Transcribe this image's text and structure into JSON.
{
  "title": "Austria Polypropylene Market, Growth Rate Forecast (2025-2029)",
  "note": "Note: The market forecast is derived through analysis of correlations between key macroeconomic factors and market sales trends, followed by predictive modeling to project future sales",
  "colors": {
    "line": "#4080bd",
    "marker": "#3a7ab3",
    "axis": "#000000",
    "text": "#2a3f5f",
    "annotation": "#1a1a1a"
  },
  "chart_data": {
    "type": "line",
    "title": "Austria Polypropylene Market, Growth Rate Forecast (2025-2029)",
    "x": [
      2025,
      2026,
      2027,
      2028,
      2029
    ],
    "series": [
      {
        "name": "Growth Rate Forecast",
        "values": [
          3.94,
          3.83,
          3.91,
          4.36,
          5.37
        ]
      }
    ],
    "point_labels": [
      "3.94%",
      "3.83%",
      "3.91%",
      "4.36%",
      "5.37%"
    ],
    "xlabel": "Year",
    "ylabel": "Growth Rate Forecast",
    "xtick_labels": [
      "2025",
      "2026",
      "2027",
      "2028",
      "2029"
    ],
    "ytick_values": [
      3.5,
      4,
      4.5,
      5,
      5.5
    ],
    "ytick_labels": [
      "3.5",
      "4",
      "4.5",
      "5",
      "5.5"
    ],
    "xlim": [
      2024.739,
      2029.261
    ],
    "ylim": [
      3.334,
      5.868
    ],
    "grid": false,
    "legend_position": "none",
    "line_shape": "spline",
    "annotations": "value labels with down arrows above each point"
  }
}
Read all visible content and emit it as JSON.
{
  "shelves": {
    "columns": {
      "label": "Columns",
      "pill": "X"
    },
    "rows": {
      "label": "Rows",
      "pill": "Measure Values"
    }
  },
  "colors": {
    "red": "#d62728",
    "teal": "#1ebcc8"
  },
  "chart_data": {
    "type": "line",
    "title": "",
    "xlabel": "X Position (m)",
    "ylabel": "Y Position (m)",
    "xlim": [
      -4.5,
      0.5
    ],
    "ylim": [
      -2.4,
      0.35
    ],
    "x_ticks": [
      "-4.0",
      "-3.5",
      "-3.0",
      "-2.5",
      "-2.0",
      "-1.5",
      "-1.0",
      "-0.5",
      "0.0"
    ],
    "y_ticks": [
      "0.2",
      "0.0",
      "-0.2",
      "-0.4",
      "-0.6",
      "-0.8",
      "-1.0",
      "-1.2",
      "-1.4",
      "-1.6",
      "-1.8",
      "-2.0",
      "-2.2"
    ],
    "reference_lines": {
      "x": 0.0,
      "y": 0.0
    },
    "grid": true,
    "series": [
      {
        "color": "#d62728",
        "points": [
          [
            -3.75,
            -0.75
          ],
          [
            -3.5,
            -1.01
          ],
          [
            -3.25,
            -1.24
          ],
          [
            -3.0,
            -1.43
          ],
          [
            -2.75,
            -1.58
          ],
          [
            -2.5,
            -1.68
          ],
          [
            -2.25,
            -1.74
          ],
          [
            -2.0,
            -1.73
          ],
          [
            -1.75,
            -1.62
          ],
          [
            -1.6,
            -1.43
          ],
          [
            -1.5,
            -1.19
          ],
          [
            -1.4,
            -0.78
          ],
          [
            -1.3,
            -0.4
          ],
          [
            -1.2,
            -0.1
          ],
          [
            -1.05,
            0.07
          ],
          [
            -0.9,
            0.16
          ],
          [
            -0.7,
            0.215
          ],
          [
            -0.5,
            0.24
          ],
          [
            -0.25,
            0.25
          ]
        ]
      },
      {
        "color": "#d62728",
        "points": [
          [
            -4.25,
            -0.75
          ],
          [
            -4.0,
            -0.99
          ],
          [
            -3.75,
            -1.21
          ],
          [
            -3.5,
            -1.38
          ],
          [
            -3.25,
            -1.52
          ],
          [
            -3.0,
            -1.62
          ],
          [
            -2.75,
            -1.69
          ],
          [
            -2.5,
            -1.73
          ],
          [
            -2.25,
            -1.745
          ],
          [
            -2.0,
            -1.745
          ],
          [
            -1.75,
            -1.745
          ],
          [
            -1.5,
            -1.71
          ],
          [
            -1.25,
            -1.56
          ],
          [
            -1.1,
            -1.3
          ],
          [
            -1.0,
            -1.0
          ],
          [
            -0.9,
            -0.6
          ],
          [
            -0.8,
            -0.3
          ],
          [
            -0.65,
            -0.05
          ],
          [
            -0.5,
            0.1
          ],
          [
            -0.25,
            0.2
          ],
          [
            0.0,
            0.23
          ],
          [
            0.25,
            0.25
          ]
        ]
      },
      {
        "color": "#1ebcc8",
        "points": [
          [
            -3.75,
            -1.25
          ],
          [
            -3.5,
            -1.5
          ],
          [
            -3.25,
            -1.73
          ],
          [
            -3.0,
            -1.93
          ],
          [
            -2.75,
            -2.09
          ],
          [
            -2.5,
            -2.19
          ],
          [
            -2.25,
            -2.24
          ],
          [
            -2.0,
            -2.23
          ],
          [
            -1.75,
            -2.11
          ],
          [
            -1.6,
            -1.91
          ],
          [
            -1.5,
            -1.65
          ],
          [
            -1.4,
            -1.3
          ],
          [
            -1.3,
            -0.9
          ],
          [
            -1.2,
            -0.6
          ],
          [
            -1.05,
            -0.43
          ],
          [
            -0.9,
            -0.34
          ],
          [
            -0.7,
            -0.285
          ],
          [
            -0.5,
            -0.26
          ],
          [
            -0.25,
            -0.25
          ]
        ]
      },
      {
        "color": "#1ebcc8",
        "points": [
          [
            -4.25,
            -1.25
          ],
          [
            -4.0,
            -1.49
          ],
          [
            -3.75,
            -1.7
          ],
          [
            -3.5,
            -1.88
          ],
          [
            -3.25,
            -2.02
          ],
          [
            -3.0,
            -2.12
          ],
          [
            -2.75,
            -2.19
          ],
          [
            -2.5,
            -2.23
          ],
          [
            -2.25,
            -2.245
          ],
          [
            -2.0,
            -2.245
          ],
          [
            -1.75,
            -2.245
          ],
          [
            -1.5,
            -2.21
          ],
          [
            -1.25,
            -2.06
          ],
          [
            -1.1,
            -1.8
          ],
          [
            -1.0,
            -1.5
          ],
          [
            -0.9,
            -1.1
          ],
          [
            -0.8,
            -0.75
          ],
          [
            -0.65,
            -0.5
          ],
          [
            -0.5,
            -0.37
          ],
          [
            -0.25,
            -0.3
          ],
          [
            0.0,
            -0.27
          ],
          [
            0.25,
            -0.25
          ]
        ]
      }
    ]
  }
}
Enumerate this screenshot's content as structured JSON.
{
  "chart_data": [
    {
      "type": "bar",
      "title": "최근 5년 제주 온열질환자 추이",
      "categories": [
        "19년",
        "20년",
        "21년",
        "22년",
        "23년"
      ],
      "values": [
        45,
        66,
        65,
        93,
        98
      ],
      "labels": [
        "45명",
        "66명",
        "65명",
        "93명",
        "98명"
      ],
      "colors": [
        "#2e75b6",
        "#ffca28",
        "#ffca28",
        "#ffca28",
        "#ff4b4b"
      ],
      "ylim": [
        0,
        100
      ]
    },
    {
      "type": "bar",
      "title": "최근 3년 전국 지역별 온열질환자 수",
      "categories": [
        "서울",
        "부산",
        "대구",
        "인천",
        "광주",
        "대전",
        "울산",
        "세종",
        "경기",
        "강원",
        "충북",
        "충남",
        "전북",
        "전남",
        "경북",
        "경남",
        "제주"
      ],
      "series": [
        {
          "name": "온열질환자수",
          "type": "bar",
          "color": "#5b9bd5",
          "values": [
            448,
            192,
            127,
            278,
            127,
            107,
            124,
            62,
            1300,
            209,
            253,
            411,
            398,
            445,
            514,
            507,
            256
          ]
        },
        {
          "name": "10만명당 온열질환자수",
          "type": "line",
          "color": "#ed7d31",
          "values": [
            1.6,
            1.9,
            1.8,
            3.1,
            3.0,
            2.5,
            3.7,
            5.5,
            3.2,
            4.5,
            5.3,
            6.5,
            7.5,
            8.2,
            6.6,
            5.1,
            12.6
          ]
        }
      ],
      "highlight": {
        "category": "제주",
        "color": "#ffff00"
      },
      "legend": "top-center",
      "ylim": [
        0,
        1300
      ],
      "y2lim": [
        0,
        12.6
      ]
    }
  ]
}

TO DO
Please list every line of the records that contains "JSON".

REPLY TO THE TASK
Transcribe this image's text and structure into JSON.
Read all visible content and emit it as JSON.
Enumerate this screenshot's content as structured JSON.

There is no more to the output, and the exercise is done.